→ **STATED TASK**
Determine the number of lines in these entries that hold the word "marker". Give the number and nothing more.

========

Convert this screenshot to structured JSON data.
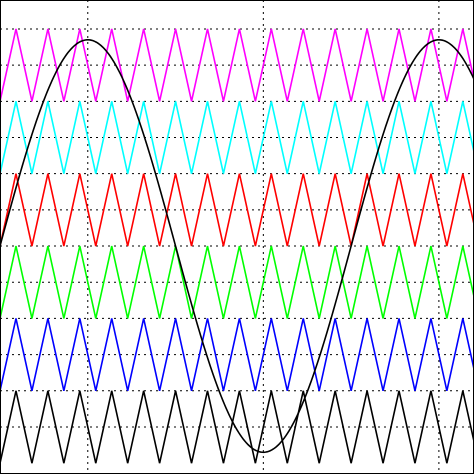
{
  "chart_data": {
    "type": "line",
    "title": "",
    "xlabel": "",
    "ylabel": "",
    "xlim": [
      -0.5,
      2.2
    ],
    "ylim": [
      -0.15,
      6.4
    ],
    "grid": true,
    "grid_style": "dotted",
    "x_gridlines": [
      0,
      1,
      2
    ],
    "y_gridlines": [
      0.5,
      1.0,
      1.5,
      2.0,
      2.5,
      3.0,
      3.5,
      4.0,
      4.5,
      5.0,
      5.5,
      6.0
    ],
    "carrier_frequency": 5.5,
    "series": [
      {
        "color": "#ff00ff",
        "min": 5.0,
        "max": 6.0,
        "phase_x": -0.409
      },
      {
        "color": "#00ffff",
        "min": 4.0,
        "max": 5.0,
        "phase_x": -0.409
      },
      {
        "color": "#ff0000",
        "min": 3.0,
        "max": 4.0,
        "phase_x": -0.409
      },
      {
        "color": "#00ff00",
        "min": 2.0,
        "max": 3.0,
        "phase_x": -0.409
      },
      {
        "color": "#0000ff",
        "min": 1.0,
        "max": 2.0,
        "phase_x": -0.409
      },
      {
        "color": "#000000",
        "min": 0.0,
        "max": 1.0,
        "phase_x": -0.409
      }
    ],
    "reference": {
      "type": "sinusoid",
      "color": "#000000",
      "offset": 3.0,
      "amplitude": 2.85,
      "period": 2.0,
      "peak_x": 0.0
    }
  }
}
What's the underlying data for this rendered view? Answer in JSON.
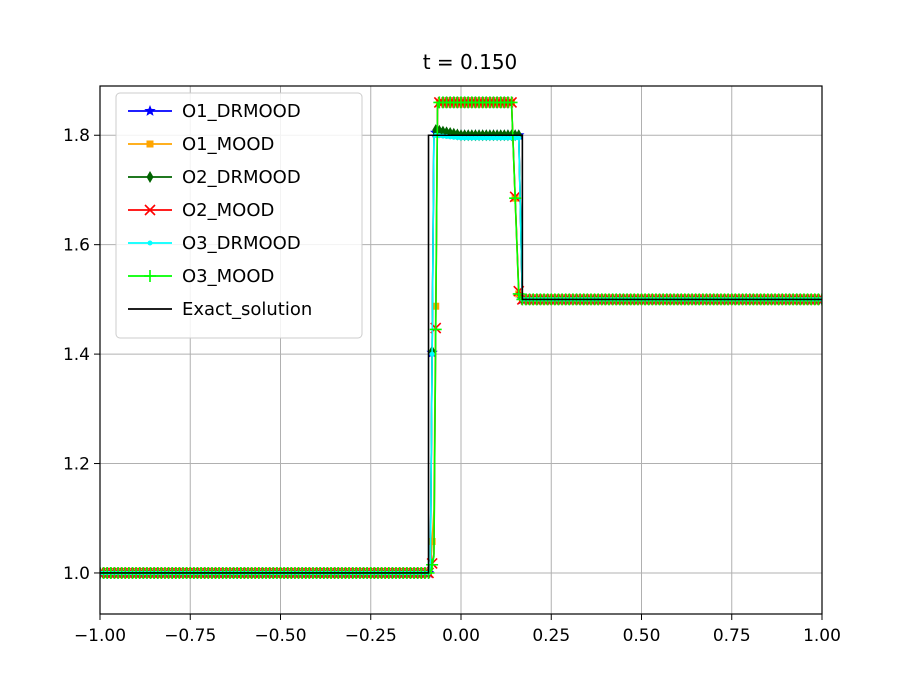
{
  "chart_data": {
    "type": "line",
    "title": "t = 0.150",
    "xlabel": "",
    "ylabel": "",
    "xlim": [
      -1.0,
      1.0
    ],
    "ylim": [
      0.925,
      1.89
    ],
    "grid": true,
    "legend_position": "upper-left",
    "x_ticks": [
      -1.0,
      -0.75,
      -0.5,
      -0.25,
      0.0,
      0.25,
      0.5,
      0.75,
      1.0
    ],
    "x_tick_labels": [
      "−1.00",
      "−0.75",
      "−0.50",
      "−0.25",
      "0.00",
      "0.25",
      "0.50",
      "0.75",
      "1.00"
    ],
    "y_ticks": [
      1.0,
      1.2,
      1.4,
      1.6,
      1.8
    ],
    "y_tick_labels": [
      "1.0",
      "1.2",
      "1.4",
      "1.6",
      "1.8"
    ],
    "series": [
      {
        "name": "O1_DRMOOD",
        "color": "#0000ff",
        "marker": "star",
        "x": [
          -1.0,
          -0.085,
          -0.075,
          0.0,
          0.16,
          0.17,
          1.0
        ],
        "y": [
          1.0,
          1.0,
          1.805,
          1.8,
          1.8,
          1.5,
          1.5
        ]
      },
      {
        "name": "O1_MOOD",
        "color": "#ffa500",
        "marker": "square",
        "x": [
          -1.0,
          -0.085,
          -0.075,
          -0.065,
          0.0,
          0.14,
          0.16,
          0.17,
          1.0
        ],
        "y": [
          1.0,
          1.0,
          1.115,
          1.86,
          1.86,
          1.86,
          1.51,
          1.5,
          1.5
        ]
      },
      {
        "name": "O2_DRMOOD",
        "color": "#006400",
        "marker": "diamond",
        "x": [
          -1.0,
          -0.085,
          -0.075,
          0.0,
          0.16,
          0.17,
          1.0
        ],
        "y": [
          1.0,
          1.0,
          1.81,
          1.8,
          1.8,
          1.5,
          1.5
        ]
      },
      {
        "name": "O2_MOOD",
        "color": "#ff0000",
        "marker": "x",
        "x": [
          -1.0,
          -0.085,
          -0.075,
          -0.065,
          0.0,
          0.14,
          0.16,
          0.17,
          1.0
        ],
        "y": [
          1.0,
          1.0,
          1.035,
          1.86,
          1.86,
          1.86,
          1.515,
          1.5,
          1.5
        ]
      },
      {
        "name": "O3_DRMOOD",
        "color": "#00ffff",
        "marker": "dot",
        "x": [
          -1.0,
          -0.085,
          -0.075,
          0.0,
          0.16,
          0.17,
          1.0
        ],
        "y": [
          1.0,
          1.0,
          1.8,
          1.795,
          1.795,
          1.5,
          1.5
        ]
      },
      {
        "name": "O3_MOOD",
        "color": "#00ff00",
        "marker": "plus",
        "x": [
          -1.0,
          -0.085,
          -0.075,
          -0.065,
          0.0,
          0.14,
          0.16,
          0.17,
          1.0
        ],
        "y": [
          1.0,
          1.0,
          1.03,
          1.86,
          1.86,
          1.86,
          1.51,
          1.5,
          1.5
        ]
      },
      {
        "name": "Exact_solution",
        "color": "#000000",
        "marker": "none",
        "x": [
          -1.0,
          -0.09,
          -0.09,
          0.17,
          0.17,
          1.0
        ],
        "y": [
          1.0,
          1.0,
          1.8,
          1.8,
          1.5,
          1.5
        ]
      }
    ]
  }
}
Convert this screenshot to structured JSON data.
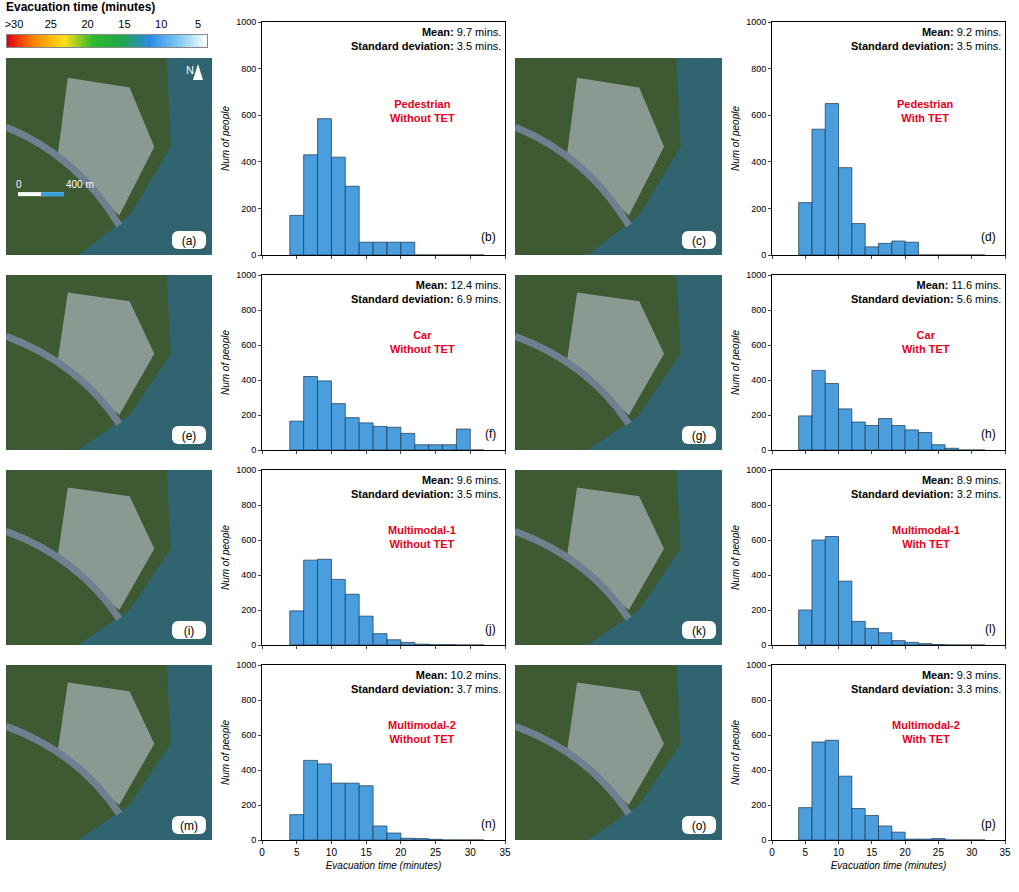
{
  "chart_data": [
    {
      "type": "histogram",
      "title": [
        "Pedestrian",
        "Without TET"
      ],
      "annotations": [
        "Mean: 9.7 mins.",
        "Standard deviation: 3.5 mins."
      ],
      "panel": "(b)",
      "bins": [
        4,
        6,
        8,
        10,
        12,
        14,
        16,
        18,
        20,
        22,
        24,
        26,
        28,
        30,
        32
      ],
      "values": [
        170,
        430,
        585,
        420,
        295,
        55,
        55,
        55,
        55,
        0,
        0,
        0,
        0,
        0
      ],
      "color": "#4a9ede",
      "xlim": [
        0,
        35
      ],
      "xticks": [
        0,
        5,
        10,
        15,
        20,
        25,
        30,
        35
      ],
      "ylim": [
        0,
        1000
      ],
      "yticks": [
        0,
        200,
        400,
        600,
        800,
        1000
      ],
      "ylabel": "Num of people",
      "tick_labels": "y"
    },
    {
      "type": "histogram",
      "title": [
        "Pedestrian",
        "With TET"
      ],
      "annotations": [
        "Mean: 9.2 mins.",
        "Standard deviation: 3.5 mins."
      ],
      "panel": "(d)",
      "bins": [
        4,
        6,
        8,
        10,
        12,
        14,
        16,
        18,
        20,
        22,
        24,
        26,
        28,
        30,
        32
      ],
      "values": [
        225,
        540,
        650,
        375,
        135,
        35,
        50,
        60,
        55,
        0,
        0,
        0,
        0,
        0
      ],
      "color": "#4a9ede",
      "xlim": [
        0,
        35
      ],
      "xticks": [
        0,
        5,
        10,
        15,
        20,
        25,
        30,
        35
      ],
      "ylim": [
        0,
        1000
      ],
      "yticks": [
        0,
        200,
        400,
        600,
        800,
        1000
      ],
      "ylabel": "Num of people",
      "tick_labels": "y"
    },
    {
      "type": "histogram",
      "title": [
        "Car",
        "Without TET"
      ],
      "annotations": [
        "Mean: 12.4 mins.",
        "Standard deviation: 6.9 mins."
      ],
      "panel": "(f)",
      "bins": [
        4,
        6,
        8,
        10,
        12,
        14,
        16,
        18,
        20,
        22,
        24,
        26,
        28,
        30,
        32
      ],
      "values": [
        165,
        420,
        395,
        265,
        185,
        155,
        135,
        130,
        95,
        30,
        30,
        30,
        120,
        0
      ],
      "color": "#4a9ede",
      "xlim": [
        0,
        35
      ],
      "xticks": [
        0,
        5,
        10,
        15,
        20,
        25,
        30,
        35
      ],
      "ylim": [
        0,
        1000
      ],
      "yticks": [
        0,
        200,
        400,
        600,
        800,
        1000
      ],
      "ylabel": "Num of people",
      "tick_labels": "y"
    },
    {
      "type": "histogram",
      "title": [
        "Car",
        "With TET"
      ],
      "annotations": [
        "Mean: 11.6 mins.",
        "Standard deviation: 5.6 mins."
      ],
      "panel": "(h)",
      "bins": [
        4,
        6,
        8,
        10,
        12,
        14,
        16,
        18,
        20,
        22,
        24,
        26,
        28,
        30,
        32
      ],
      "values": [
        195,
        455,
        380,
        235,
        160,
        140,
        180,
        140,
        115,
        100,
        30,
        10,
        0,
        0
      ],
      "color": "#4a9ede",
      "xlim": [
        0,
        35
      ],
      "xticks": [
        0,
        5,
        10,
        15,
        20,
        25,
        30,
        35
      ],
      "ylim": [
        0,
        1000
      ],
      "yticks": [
        0,
        200,
        400,
        600,
        800,
        1000
      ],
      "ylabel": "Num of people",
      "tick_labels": "y"
    },
    {
      "type": "histogram",
      "title": [
        "Multimodal-1",
        "Without TET"
      ],
      "annotations": [
        "Mean: 9.6 mins.",
        "Standard deviation: 3.5 mins."
      ],
      "panel": "(j)",
      "bins": [
        4,
        6,
        8,
        10,
        12,
        14,
        16,
        18,
        20,
        22,
        24,
        26,
        28,
        30,
        32
      ],
      "values": [
        195,
        485,
        490,
        375,
        290,
        165,
        65,
        30,
        15,
        5,
        2,
        2,
        0,
        0
      ],
      "color": "#4a9ede",
      "xlim": [
        0,
        35
      ],
      "xticks": [
        0,
        5,
        10,
        15,
        20,
        25,
        30,
        35
      ],
      "ylim": [
        0,
        1000
      ],
      "yticks": [
        0,
        200,
        400,
        600,
        800,
        1000
      ],
      "ylabel": "Num of people",
      "tick_labels": "y"
    },
    {
      "type": "histogram",
      "title": [
        "Multimodal-1",
        "With TET"
      ],
      "annotations": [
        "Mean: 8.9 mins.",
        "Standard deviation: 3.2 mins."
      ],
      "panel": "(l)",
      "bins": [
        4,
        6,
        8,
        10,
        12,
        14,
        16,
        18,
        20,
        22,
        24,
        26,
        28,
        30,
        32
      ],
      "values": [
        200,
        600,
        620,
        365,
        135,
        95,
        70,
        25,
        15,
        8,
        3,
        0,
        0,
        0
      ],
      "color": "#4a9ede",
      "xlim": [
        0,
        35
      ],
      "xticks": [
        0,
        5,
        10,
        15,
        20,
        25,
        30,
        35
      ],
      "ylim": [
        0,
        1000
      ],
      "yticks": [
        0,
        200,
        400,
        600,
        800,
        1000
      ],
      "ylabel": "Num of people",
      "tick_labels": "y"
    },
    {
      "type": "histogram",
      "title": [
        "Multimodal-2",
        "Without TET"
      ],
      "annotations": [
        "Mean: 10.2 mins.",
        "Standard deviation: 3.7 mins."
      ],
      "panel": "(n)",
      "bins": [
        4,
        6,
        8,
        10,
        12,
        14,
        16,
        18,
        20,
        22,
        24,
        26,
        28,
        30,
        32
      ],
      "values": [
        145,
        455,
        435,
        325,
        325,
        310,
        80,
        40,
        10,
        8,
        4,
        0,
        0,
        0
      ],
      "color": "#4a9ede",
      "xlim": [
        0,
        35
      ],
      "xticks": [
        0,
        5,
        10,
        15,
        20,
        25,
        30,
        35
      ],
      "ylim": [
        0,
        1000
      ],
      "yticks": [
        0,
        200,
        400,
        600,
        800,
        1000
      ],
      "xlabel": "Evacuation time (minutes)",
      "ylabel": "Num of people"
    },
    {
      "type": "histogram",
      "title": [
        "Multimodal-2",
        "With TET"
      ],
      "annotations": [
        "Mean: 9.3 mins.",
        "Standard deviation: 3.3 mins."
      ],
      "panel": "(p)",
      "bins": [
        4,
        6,
        8,
        10,
        12,
        14,
        16,
        18,
        20,
        22,
        24,
        26,
        28,
        30,
        32
      ],
      "values": [
        185,
        560,
        570,
        365,
        180,
        140,
        80,
        45,
        5,
        5,
        8,
        0,
        0,
        0
      ],
      "color": "#4a9ede",
      "xlim": [
        0,
        35
      ],
      "xticks": [
        0,
        5,
        10,
        15,
        20,
        25,
        30,
        35
      ],
      "ylim": [
        0,
        1000
      ],
      "yticks": [
        0,
        200,
        400,
        600,
        800,
        1000
      ],
      "xlabel": "Evacuation time (minutes)",
      "ylabel": "Num of people"
    }
  ],
  "maps": [
    {
      "panel": "(a)",
      "north": "N",
      "scale": [
        "0",
        "400 m"
      ]
    },
    {
      "panel": "(c)"
    },
    {
      "panel": "(e)"
    },
    {
      "panel": "(g)"
    },
    {
      "panel": "(i)"
    },
    {
      "panel": "(k)"
    },
    {
      "panel": "(m)"
    },
    {
      "panel": "(o)"
    }
  ],
  "colorbar": {
    "title": "Evacuation time (minutes)",
    "range": [
      30,
      5
    ],
    "ticks": [
      {
        "value": 30,
        "label": ">30"
      },
      25,
      20,
      15,
      10,
      5
    ],
    "colors": [
      "#e0001b",
      "#ff8c00",
      "#ffe11a",
      "#2db92d",
      "#1fa84a",
      "#2d8ae6",
      "#7ec8f0",
      "#ffffff"
    ]
  }
}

========

→ **COMPLETED TASK**
7